● REQUIREMENT:
In the copy, include every entry exactly but none of the pictures.
:: INPUT ::
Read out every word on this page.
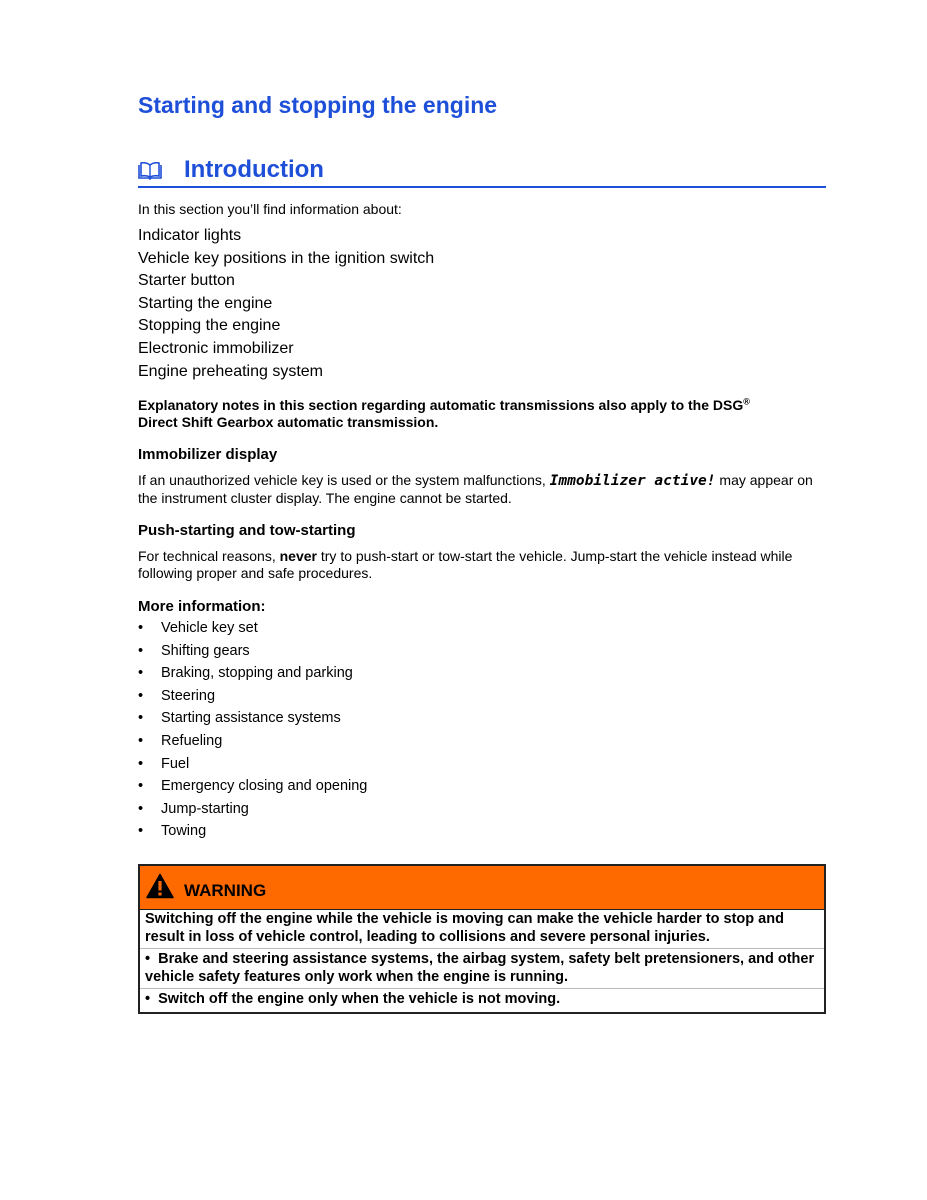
Starting and stopping the engine
Introduction
In this section you’ll find information about:
Indicator lights
Vehicle key positions in the ignition switch
Starter button
Starting the engine
Stopping the engine
Electronic immobilizer
Engine preheating system
Explanatory notes in this section regarding automatic transmissions also apply to the DSG®
Direct Shift Gearbox automatic transmission.
Immobilizer display
If an unauthorized vehicle key is used or the system malfunctions, Immobilizer active! may appear on the instrument cluster display. The engine cannot be started.
Push-starting and tow-starting
For technical reasons, never try to push-start or tow-start the vehicle. Jump-start the vehicle instead while following proper and safe procedures.
More information:
• Vehicle key set
• Shifting gears
• Braking, stopping and parking
• Steering
• Starting assistance systems
• Refueling
• Fuel
• Emergency closing and opening
• Jump-starting
• Towing
WARNING
Switching off the engine while the vehicle is moving can make the vehicle harder to stop and result in loss of vehicle control, leading to collisions and severe personal injuries.
• Brake and steering assistance systems, the airbag system, safety belt pretensioners, and other vehicle safety features only work when the engine is running.
• Switch off the engine only when the vehicle is not moving.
:::
● SOLUTION FOR THIS PROBLEM:
Read out every word on this page.
Starting and stopping the engine
Introduction
In this section you’ll find information about:
Indicator lights
Vehicle key positions in the ignition switch
Starter button
Starting the engine
Stopping the engine
Electronic immobilizer
Engine preheating system
Explanatory notes in this section regarding automatic transmissions also apply to the DSG®
Direct Shift Gearbox automatic transmission.
Immobilizer display
If an unauthorized vehicle key is used or the system malfunctions, Immobilizer active! may appear on the instrument cluster display. The engine cannot be started.
Push-starting and tow-starting
For technical reasons, never try to push-start or tow-start the vehicle. Jump-start the vehicle instead while following proper and safe procedures.
More information:
• Vehicle key set
• Shifting gears
• Braking, stopping and parking
• Steering
• Starting assistance systems
• Refueling
• Fuel
• Emergency closing and opening
• Jump-starting
• Towing
WARNING
Switching off the engine while the vehicle is moving can make the vehicle harder to stop and result in loss of vehicle control, leading to collisions and severe personal injuries.
• Brake and steering assistance systems, the airbag system, safety belt pretensioners, and other vehicle safety features only work when the engine is running.
• Switch off the engine only when the vehicle is not moving.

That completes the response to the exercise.